■ **Task goal**
Below are some records. Copy every line in them that holds "settings".

■ **Stored data**
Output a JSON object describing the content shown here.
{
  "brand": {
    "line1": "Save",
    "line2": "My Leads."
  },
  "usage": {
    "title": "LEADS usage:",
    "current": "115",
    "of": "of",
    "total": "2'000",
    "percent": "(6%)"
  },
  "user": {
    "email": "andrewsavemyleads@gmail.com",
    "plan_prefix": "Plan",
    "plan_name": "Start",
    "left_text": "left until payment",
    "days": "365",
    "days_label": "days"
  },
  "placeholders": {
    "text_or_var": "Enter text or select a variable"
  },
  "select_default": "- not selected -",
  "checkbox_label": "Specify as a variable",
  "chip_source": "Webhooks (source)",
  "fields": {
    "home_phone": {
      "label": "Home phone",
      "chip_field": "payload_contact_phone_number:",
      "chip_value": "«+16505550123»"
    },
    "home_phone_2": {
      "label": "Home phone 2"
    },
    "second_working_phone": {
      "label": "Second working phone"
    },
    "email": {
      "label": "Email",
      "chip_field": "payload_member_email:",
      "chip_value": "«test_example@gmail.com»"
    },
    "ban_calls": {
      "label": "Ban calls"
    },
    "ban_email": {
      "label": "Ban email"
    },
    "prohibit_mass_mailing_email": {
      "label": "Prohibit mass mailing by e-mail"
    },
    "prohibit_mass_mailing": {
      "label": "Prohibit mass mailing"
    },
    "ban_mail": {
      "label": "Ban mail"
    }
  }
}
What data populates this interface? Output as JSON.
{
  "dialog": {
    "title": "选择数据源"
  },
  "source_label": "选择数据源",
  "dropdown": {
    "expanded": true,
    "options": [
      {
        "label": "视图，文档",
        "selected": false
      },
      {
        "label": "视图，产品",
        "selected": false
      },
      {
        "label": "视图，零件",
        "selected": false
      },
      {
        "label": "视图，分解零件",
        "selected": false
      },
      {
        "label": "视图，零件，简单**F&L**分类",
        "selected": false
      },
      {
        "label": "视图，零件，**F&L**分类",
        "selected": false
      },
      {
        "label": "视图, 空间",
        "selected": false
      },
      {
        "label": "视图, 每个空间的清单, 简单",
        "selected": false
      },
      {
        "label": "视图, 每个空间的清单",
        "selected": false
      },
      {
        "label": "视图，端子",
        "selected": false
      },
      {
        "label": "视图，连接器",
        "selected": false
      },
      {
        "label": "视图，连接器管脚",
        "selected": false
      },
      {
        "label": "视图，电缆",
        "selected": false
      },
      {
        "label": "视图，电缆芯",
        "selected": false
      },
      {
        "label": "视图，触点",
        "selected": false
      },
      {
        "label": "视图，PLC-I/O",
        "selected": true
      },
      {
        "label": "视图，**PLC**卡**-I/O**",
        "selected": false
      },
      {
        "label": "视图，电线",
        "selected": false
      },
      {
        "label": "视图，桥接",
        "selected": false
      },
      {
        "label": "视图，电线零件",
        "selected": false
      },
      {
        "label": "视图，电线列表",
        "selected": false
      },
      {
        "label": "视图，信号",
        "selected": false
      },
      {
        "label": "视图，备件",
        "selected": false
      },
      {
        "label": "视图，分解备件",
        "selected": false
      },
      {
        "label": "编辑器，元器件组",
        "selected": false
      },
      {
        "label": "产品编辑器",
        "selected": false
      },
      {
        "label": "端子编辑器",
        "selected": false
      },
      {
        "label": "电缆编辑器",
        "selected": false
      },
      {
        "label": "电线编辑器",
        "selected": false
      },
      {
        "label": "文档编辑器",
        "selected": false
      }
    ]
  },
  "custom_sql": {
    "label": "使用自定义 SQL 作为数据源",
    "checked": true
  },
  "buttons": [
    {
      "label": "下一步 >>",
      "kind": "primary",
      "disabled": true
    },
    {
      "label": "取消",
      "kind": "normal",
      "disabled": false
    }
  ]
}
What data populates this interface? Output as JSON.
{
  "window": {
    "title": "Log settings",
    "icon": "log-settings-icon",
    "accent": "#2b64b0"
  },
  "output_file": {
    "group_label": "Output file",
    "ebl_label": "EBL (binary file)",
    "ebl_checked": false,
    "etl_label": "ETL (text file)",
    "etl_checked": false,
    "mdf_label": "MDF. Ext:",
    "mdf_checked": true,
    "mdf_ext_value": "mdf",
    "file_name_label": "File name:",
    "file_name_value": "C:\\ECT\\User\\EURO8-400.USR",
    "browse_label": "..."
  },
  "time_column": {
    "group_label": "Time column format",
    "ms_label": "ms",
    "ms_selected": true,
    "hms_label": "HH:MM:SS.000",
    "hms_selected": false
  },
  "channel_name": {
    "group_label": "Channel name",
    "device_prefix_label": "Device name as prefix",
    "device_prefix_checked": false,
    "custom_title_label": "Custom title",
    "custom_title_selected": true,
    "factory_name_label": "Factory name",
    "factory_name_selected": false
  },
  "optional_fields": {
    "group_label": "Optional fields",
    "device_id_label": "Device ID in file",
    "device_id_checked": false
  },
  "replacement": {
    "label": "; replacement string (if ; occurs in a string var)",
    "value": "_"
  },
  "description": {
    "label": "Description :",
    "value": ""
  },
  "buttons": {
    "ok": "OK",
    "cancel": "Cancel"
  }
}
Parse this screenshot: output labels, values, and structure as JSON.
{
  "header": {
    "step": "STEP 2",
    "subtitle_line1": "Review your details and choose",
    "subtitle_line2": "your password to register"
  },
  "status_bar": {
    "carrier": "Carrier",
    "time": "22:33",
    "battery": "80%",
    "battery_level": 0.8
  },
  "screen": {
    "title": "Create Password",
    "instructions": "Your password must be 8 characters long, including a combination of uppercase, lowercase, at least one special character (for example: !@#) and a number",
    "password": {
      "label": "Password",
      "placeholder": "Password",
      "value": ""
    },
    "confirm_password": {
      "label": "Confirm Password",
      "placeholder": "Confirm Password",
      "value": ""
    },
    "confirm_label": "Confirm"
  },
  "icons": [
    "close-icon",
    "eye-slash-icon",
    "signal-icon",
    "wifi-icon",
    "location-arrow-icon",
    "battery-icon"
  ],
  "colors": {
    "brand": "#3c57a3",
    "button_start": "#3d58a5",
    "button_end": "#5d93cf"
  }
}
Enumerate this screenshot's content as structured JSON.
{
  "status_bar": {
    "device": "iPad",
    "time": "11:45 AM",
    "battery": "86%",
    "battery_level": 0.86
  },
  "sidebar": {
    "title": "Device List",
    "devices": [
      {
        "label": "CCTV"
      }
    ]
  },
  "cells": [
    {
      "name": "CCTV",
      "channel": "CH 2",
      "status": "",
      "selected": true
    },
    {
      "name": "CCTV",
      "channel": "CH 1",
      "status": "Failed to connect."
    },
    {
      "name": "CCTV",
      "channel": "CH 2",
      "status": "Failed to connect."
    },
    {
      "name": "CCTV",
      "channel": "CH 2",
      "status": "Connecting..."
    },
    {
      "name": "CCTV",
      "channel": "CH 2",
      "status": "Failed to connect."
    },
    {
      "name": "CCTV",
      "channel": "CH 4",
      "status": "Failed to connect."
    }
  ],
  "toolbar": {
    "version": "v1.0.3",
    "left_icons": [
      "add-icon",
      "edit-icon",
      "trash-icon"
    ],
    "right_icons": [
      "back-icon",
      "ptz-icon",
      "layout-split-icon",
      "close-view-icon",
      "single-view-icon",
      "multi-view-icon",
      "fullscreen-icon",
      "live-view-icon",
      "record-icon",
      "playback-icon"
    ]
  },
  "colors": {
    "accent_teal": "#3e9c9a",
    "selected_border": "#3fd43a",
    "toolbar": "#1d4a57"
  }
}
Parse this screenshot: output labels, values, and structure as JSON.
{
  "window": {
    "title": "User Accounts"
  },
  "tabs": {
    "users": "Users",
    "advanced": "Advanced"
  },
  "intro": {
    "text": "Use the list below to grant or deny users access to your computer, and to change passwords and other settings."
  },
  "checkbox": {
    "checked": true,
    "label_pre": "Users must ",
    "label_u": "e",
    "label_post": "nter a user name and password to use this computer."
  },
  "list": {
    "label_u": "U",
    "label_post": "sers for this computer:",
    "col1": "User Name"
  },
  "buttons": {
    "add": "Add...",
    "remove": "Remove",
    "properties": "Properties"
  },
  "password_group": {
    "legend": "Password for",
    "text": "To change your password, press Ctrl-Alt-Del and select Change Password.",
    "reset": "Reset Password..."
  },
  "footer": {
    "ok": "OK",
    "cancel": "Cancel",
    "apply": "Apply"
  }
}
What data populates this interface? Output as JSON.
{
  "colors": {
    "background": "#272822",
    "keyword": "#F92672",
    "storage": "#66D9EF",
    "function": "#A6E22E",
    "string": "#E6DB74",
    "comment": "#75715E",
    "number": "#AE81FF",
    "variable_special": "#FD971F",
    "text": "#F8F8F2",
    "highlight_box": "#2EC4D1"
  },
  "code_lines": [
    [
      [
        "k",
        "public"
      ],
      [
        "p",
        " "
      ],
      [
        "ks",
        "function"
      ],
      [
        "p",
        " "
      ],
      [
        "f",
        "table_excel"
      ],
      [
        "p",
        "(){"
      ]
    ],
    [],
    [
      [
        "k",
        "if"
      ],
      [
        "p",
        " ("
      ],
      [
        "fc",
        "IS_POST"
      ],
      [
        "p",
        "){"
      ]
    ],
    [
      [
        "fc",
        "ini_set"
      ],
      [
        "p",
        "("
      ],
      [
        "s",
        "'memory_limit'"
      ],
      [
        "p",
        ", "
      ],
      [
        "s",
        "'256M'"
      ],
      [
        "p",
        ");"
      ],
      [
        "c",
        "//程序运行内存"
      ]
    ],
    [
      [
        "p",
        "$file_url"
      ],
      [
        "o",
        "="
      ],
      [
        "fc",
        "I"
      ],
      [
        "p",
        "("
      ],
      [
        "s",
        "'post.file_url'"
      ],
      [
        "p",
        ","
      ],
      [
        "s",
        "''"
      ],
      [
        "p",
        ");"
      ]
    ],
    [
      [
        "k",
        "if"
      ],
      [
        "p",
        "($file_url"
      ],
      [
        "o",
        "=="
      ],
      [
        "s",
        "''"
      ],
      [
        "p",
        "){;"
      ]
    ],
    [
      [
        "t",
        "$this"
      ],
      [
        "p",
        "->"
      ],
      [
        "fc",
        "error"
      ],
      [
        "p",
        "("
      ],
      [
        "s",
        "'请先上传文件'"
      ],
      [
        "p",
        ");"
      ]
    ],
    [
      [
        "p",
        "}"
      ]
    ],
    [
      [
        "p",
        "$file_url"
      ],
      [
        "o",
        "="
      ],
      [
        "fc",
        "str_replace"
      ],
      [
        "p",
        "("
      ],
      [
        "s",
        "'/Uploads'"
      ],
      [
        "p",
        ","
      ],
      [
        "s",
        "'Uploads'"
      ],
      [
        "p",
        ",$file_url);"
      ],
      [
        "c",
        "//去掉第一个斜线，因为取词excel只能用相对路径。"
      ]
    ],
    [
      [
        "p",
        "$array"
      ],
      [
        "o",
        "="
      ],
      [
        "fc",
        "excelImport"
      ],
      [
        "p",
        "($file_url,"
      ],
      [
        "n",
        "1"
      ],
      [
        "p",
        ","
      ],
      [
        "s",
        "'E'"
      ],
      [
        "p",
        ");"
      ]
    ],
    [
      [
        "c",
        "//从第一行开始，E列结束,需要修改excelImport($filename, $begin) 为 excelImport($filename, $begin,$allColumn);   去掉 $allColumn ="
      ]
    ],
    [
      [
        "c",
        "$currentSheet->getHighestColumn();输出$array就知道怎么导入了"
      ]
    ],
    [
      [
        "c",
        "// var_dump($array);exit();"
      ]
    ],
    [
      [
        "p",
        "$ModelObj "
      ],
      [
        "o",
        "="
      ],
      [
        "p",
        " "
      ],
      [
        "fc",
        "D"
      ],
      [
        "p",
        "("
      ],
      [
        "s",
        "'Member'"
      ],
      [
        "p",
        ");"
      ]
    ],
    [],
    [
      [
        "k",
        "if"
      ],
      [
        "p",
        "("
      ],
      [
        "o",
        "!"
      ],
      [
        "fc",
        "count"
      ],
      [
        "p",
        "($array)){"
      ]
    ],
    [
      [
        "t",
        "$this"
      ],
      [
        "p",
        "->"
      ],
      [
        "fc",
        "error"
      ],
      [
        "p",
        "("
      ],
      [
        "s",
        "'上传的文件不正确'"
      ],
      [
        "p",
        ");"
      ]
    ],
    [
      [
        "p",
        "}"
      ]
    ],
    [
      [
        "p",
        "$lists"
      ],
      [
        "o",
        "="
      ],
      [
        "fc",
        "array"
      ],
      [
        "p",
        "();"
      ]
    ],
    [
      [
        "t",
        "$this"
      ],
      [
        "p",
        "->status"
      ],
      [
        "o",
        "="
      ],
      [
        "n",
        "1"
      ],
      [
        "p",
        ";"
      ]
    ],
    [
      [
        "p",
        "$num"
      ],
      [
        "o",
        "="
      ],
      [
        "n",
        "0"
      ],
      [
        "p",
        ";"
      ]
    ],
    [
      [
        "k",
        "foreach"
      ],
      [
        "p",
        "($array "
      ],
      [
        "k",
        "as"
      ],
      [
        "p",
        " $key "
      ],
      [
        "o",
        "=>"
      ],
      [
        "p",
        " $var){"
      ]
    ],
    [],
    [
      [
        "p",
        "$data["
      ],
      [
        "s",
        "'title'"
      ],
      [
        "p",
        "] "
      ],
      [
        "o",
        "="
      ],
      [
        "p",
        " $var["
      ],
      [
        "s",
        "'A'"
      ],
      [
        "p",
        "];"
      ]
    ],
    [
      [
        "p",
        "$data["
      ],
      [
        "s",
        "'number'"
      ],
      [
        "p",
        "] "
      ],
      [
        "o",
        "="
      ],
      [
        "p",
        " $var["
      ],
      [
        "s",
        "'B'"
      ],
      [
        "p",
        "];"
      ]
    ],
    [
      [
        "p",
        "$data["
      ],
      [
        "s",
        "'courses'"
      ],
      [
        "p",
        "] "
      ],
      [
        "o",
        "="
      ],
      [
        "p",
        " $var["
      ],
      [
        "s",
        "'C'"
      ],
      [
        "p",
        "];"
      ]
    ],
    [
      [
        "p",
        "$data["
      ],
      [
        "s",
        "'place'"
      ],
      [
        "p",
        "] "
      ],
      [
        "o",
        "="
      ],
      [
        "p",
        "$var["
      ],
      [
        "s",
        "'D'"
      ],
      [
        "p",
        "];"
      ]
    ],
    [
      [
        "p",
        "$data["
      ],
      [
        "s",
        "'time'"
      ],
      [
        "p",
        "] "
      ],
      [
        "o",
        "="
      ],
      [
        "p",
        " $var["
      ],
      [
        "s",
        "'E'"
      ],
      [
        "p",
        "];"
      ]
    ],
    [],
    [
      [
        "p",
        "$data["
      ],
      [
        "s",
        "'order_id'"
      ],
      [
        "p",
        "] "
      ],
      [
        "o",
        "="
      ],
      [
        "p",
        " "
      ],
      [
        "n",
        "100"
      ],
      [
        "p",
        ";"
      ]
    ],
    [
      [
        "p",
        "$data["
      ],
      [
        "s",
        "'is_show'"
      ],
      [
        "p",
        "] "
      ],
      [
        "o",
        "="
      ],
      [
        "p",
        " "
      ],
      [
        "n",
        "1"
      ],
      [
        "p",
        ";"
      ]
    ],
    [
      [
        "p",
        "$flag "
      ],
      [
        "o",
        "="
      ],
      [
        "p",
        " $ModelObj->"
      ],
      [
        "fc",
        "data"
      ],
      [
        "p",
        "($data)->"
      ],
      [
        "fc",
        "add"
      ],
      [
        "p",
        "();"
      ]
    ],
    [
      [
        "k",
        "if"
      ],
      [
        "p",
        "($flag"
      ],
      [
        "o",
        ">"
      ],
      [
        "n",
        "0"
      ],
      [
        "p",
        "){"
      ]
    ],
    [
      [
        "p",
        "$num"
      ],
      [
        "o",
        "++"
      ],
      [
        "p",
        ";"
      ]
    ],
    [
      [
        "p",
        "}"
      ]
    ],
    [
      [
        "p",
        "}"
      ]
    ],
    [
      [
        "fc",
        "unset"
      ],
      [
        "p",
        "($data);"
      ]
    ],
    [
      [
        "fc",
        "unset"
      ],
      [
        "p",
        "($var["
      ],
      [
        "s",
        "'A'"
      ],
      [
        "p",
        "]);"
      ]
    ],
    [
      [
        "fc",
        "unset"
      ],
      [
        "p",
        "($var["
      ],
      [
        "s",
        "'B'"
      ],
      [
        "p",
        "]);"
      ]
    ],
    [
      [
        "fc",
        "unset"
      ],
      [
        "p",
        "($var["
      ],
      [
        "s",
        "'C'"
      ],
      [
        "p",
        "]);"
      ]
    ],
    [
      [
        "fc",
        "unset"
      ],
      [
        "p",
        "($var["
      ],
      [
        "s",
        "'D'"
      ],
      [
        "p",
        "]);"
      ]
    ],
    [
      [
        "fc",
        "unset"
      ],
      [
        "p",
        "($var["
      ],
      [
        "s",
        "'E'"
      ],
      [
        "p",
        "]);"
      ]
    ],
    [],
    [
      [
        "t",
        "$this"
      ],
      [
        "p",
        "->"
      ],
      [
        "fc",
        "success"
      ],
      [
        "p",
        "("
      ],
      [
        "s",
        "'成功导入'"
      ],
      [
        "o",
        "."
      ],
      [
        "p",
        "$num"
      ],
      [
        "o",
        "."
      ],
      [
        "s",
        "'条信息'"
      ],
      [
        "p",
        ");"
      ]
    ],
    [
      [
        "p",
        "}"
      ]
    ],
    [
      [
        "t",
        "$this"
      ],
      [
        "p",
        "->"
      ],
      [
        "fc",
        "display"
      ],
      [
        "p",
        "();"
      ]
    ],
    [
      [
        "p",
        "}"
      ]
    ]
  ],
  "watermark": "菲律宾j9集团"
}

■ **Task output**
    "title": "Log settings",
    "icon": "log-settings-icon",
    "text": "Use the list below to grant or deny users access to your computer, and to change passwords and other settings."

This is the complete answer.